§ **SET PROBLEM**: Transcribe the records that follow, preserving every word.

§ **SOURCE MATERIAL**:
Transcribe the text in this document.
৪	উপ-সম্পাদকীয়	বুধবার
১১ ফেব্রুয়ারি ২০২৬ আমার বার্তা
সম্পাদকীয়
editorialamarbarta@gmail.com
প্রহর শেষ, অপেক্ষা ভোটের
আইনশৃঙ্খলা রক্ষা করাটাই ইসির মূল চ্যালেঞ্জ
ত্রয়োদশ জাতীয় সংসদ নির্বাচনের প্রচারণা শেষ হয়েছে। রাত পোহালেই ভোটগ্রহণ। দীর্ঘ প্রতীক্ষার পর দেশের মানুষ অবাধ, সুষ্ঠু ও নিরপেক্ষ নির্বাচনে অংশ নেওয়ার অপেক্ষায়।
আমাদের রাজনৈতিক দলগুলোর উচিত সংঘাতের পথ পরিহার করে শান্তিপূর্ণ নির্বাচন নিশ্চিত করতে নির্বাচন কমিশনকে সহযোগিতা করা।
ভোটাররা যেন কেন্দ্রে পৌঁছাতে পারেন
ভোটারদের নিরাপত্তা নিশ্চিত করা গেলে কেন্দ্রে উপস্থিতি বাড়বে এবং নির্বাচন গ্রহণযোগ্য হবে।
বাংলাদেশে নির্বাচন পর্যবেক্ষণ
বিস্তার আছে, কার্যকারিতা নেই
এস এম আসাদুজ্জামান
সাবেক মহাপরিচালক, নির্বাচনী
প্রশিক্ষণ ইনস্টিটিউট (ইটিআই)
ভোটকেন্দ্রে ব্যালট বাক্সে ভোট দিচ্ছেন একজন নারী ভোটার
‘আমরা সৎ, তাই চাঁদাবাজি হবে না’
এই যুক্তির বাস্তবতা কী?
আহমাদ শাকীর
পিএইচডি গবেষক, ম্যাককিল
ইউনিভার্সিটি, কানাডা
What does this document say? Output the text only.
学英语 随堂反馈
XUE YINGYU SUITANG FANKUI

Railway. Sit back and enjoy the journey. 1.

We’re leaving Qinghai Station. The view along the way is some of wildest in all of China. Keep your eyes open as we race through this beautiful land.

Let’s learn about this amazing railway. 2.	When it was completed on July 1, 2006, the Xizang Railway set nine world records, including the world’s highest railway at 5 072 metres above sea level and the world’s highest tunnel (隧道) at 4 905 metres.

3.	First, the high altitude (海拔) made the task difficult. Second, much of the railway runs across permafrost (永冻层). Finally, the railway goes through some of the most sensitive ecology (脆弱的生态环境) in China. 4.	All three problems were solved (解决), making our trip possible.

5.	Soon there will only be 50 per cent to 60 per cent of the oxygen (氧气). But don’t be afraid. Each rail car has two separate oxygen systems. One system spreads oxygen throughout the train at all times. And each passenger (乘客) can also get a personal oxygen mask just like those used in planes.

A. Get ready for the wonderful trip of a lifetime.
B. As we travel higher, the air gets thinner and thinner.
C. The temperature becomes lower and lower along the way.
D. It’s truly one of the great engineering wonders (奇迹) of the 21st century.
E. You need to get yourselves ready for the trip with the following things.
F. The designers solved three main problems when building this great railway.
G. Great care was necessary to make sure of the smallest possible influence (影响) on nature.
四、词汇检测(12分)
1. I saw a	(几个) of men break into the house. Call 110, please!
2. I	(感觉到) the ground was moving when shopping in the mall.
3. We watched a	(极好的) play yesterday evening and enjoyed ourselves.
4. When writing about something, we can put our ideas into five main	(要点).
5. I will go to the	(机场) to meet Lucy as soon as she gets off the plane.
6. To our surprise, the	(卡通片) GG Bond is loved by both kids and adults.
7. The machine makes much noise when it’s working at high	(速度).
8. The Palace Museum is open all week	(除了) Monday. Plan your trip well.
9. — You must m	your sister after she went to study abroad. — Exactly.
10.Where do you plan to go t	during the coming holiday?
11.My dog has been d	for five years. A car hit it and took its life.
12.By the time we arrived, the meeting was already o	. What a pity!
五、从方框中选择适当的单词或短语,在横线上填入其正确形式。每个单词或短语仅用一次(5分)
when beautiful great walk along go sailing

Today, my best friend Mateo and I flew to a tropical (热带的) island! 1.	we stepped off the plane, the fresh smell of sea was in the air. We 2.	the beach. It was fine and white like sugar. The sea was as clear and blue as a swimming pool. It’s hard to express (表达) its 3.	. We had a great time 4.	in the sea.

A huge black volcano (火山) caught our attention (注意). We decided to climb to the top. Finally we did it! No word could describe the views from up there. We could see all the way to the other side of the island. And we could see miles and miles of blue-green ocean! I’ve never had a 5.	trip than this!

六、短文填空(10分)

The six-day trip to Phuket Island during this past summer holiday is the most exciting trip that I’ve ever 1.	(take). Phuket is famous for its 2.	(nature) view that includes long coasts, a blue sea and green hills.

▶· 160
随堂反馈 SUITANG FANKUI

§ **ANSWER BELOW**:
Transcribe the text in this document.
৪	উপ-সম্পাদকীয়	বুধবার
১১ ফেব্রুয়ারি ২০২৬ আমার বার্তা
সম্পাদকীয়
editorialamarbarta@gmail.com
প্রহর শেষ, অপেক্ষা ভোটের
আইনশৃঙ্খলা রক্ষা করাটাই ইসির মূল চ্যালেঞ্জ
ত্রয়োদশ জাতীয় সংসদ নির্বাচনের প্রচারণা শেষ হয়েছে। রাত পোহালেই ভোটগ্রহণ। দীর্ঘ প্রতীক্ষার পর দেশের মানুষ অবাধ, সুষ্ঠু ও নিরপেক্ষ নির্বাচনে অংশ নেওয়ার অপেক্ষায়।
আমাদের রাজনৈতিক দলগুলোর উচিত সংঘাতের পথ পরিহার করে শান্তিপূর্ণ নির্বাচন নিশ্চিত করতে নির্বাচন কমিশনকে সহযোগিতা করা।
ভোটাররা যেন কেন্দ্রে পৌঁছাতে পারেন
ভোটারদের নিরাপত্তা নিশ্চিত করা গেলে কেন্দ্রে উপস্থিতি বাড়বে এবং নির্বাচন গ্রহণযোগ্য হবে।
বাংলাদেশে নির্বাচন পর্যবেক্ষণ
বিস্তার আছে, কার্যকারিতা নেই
এস এম আসাদুজ্জামান
সাবেক মহাপরিচালক, নির্বাচনী
প্রশিক্ষণ ইনস্টিটিউট (ইটিআই)
ভোটকেন্দ্রে ব্যালট বাক্সে ভোট দিচ্ছেন একজন নারী ভোটার
‘আমরা সৎ, তাই চাঁদাবাজি হবে না’
এই যুক্তির বাস্তবতা কী?
আহমাদ শাকীর
পিএইচডি গবেষক, ম্যাককিল
ইউনিভার্সিটি, কানাডা
What does this document say? Output the text only.
学英语 随堂反馈
XUE YINGYU SUITANG FANKUI

Railway. Sit back and enjoy the journey. 1.

We’re leaving Qinghai Station. The view along the way is some of wildest in all of China. Keep your eyes open as we race through this beautiful land.

Let’s learn about this amazing railway. 2.	When it was completed on July 1, 2006, the Xizang Railway set nine world records, including the world’s highest railway at 5 072 metres above sea level and the world’s highest tunnel (隧道) at 4 905 metres.

3.	First, the high altitude (海拔) made the task difficult. Second, much of the railway runs across permafrost (永冻层). Finally, the railway goes through some of the most sensitive ecology (脆弱的生态环境) in China. 4.	All three problems were solved (解决), making our trip possible.

5.	Soon there will only be 50 per cent to 60 per cent of the oxygen (氧气). But don’t be afraid. Each rail car has two separate oxygen systems. One system spreads oxygen throughout the train at all times. And each passenger (乘客) can also get a personal oxygen mask just like those used in planes.

A. Get ready for the wonderful trip of a lifetime.
B. As we travel higher, the air gets thinner and thinner.
C. The temperature becomes lower and lower along the way.
D. It’s truly one of the great engineering wonders (奇迹) of the 21st century.
E. You need to get yourselves ready for the trip with the following things.
F. The designers solved three main problems when building this great railway.
G. Great care was necessary to make sure of the smallest possible influence (影响) on nature.
四、词汇检测(12分)
1. I saw a	(几个) of men break into the house. Call 110, please!
2. I	(感觉到) the ground was moving when shopping in the mall.
3. We watched a	(极好的) play yesterday evening and enjoyed ourselves.
4. When writing about something, we can put our ideas into five main	(要点).
5. I will go to the	(机场) to meet Lucy as soon as she gets off the plane.
6. To our surprise, the	(卡通片) GG Bond is loved by both kids and adults.
7. The machine makes much noise when it’s working at high	(速度).
8. The Palace Museum is open all week	(除了) Monday. Plan your trip well.
9. — You must m	your sister after she went to study abroad. — Exactly.
10.Where do you plan to go t	during the coming holiday?
11.My dog has been d	for five years. A car hit it and took its life.
12.By the time we arrived, the meeting was already o	. What a pity!
五、从方框中选择适当的单词或短语,在横线上填入其正确形式。每个单词或短语仅用一次(5分)
when beautiful great walk along go sailing

Today, my best friend Mateo and I flew to a tropical (热带的) island! 1.	we stepped off the plane, the fresh smell of sea was in the air. We 2.	the beach. It was fine and white like sugar. The sea was as clear and blue as a swimming pool. It’s hard to express (表达) its 3.	. We had a great time 4.	in the sea.

A huge black volcano (火山) caught our attention (注意). We decided to climb to the top. Finally we did it! No word could describe the views from up there. We could see all the way to the other side of the island. And we could see miles and miles of blue-green ocean! I’ve never had a 5.	trip than this!

六、短文填空(10分)

The six-day trip to Phuket Island during this past summer holiday is the most exciting trip that I’ve ever 1.	(take). Phuket is famous for its 2.	(nature) view that includes long coasts, a blue sea and green hills.

▶· 160
随堂反馈 SUITANG FANKUI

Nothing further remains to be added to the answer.